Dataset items
# # #
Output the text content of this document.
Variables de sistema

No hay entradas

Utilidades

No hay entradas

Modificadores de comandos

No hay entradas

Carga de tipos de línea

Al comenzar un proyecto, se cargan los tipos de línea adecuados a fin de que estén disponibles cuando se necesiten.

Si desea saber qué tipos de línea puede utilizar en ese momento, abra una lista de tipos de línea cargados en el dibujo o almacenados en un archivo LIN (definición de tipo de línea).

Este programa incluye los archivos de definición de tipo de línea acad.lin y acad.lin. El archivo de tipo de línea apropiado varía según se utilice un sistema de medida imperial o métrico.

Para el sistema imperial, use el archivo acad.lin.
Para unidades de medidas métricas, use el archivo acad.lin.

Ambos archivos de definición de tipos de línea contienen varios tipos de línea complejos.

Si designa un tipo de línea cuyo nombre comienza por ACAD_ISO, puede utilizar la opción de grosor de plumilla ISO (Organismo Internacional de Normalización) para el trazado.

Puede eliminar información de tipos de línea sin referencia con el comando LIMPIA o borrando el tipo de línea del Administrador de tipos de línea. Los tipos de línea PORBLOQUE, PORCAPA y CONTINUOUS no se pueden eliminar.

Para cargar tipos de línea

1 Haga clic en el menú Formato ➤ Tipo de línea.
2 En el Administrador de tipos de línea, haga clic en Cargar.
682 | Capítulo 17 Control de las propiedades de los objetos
# # #
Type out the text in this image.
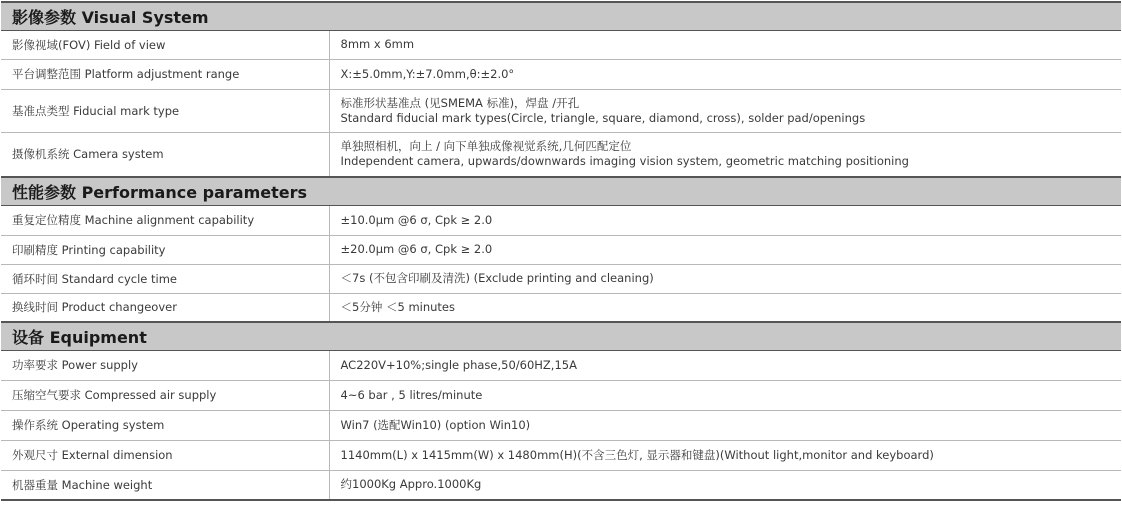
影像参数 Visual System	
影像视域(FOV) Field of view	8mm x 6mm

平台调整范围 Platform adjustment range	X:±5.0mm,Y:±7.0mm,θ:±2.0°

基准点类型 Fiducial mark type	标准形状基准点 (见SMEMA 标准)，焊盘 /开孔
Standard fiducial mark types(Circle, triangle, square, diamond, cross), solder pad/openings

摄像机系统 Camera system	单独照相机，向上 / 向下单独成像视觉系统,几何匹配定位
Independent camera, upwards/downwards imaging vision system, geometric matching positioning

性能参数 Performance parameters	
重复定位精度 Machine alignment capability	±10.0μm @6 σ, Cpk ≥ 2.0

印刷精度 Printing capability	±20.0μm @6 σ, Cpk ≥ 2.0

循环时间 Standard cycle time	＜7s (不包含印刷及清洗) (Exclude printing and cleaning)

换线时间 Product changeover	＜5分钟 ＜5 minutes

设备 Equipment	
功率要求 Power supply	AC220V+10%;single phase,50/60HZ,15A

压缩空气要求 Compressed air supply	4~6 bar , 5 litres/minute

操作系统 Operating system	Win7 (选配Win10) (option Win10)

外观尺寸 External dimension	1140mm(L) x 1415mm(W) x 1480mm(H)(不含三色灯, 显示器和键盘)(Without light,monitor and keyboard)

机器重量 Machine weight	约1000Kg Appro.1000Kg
# # #
*Task to carry out*
Go through the lines above. Select every one that has the string "Machine".

*Written response*
重复定位精度 Machine alignment capability	±10.0μm @6 σ, Cpk ≥ 2.0
机器重量 Machine weight	约1000Kg Appro.1000Kg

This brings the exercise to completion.